§ Brief
Filter the entries that follow, copying every line in which the word "title" appears.

Dataset rows
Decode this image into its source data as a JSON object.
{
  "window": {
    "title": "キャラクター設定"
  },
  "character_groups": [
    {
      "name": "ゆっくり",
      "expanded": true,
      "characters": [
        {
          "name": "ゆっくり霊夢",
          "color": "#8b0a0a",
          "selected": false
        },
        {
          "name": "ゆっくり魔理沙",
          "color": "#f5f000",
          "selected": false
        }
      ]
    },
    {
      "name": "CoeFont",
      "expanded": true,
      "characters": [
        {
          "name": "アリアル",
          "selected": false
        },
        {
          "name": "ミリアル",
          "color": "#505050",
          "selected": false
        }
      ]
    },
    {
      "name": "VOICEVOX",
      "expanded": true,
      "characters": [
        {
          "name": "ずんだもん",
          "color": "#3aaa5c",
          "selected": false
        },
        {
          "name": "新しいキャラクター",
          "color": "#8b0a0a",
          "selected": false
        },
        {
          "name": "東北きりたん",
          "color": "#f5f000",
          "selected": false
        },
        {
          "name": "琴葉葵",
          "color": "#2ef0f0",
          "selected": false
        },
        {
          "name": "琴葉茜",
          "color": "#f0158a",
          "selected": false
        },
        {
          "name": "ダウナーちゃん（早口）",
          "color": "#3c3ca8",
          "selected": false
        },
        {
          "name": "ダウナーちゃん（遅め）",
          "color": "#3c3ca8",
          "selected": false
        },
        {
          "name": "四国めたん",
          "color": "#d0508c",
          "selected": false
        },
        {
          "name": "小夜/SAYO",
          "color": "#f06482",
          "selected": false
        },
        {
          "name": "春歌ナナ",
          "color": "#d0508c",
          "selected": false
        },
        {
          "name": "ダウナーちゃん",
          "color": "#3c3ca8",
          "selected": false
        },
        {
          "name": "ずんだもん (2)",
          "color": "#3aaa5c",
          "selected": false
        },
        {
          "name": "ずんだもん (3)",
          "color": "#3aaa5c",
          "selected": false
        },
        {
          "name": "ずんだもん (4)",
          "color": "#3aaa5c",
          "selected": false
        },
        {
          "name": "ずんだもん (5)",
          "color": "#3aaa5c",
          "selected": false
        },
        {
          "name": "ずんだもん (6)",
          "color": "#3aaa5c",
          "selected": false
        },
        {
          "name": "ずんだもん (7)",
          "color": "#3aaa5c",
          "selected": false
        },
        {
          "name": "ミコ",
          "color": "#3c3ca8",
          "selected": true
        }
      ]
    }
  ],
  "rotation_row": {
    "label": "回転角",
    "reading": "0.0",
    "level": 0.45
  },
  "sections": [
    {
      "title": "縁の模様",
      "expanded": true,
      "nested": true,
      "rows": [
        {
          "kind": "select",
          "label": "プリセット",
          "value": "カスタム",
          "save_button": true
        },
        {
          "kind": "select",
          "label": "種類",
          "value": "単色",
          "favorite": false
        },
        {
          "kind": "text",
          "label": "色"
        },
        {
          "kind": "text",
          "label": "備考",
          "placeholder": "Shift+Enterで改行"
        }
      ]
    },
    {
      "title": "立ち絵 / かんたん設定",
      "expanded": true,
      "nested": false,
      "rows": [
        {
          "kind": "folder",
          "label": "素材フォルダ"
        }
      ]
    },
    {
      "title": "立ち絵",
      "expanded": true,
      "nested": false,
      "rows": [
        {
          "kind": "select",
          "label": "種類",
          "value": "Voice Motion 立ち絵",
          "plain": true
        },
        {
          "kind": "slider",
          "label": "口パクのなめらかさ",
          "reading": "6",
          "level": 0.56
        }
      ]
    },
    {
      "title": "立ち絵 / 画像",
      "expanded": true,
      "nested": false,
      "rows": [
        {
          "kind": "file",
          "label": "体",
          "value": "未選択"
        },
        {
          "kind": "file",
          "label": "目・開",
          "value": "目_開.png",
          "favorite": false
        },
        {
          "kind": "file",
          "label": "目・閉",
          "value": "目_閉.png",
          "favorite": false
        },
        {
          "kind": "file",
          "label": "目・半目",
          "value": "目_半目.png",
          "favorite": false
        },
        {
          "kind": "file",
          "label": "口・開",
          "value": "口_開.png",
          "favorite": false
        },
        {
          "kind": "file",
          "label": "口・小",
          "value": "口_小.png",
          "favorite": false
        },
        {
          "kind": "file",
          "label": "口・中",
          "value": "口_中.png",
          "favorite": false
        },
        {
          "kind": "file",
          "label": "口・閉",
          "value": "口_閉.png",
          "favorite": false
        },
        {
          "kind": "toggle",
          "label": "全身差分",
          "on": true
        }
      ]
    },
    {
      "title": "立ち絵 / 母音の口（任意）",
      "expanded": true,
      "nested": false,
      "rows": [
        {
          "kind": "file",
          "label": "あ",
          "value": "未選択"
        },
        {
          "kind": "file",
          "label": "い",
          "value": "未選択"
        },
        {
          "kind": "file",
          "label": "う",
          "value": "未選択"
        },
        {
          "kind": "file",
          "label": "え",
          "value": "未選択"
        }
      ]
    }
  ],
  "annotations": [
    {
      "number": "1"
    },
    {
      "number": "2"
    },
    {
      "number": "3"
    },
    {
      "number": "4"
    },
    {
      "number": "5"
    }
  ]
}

§ Written response
    "title": "キャラクター設定"
      "title": "縁の模様",
      "title": "立ち絵 / かんたん設定",
      "title": "立ち絵",
      "title": "立ち絵 / 画像",
      "title": "立ち絵 / 母音の口（任意）",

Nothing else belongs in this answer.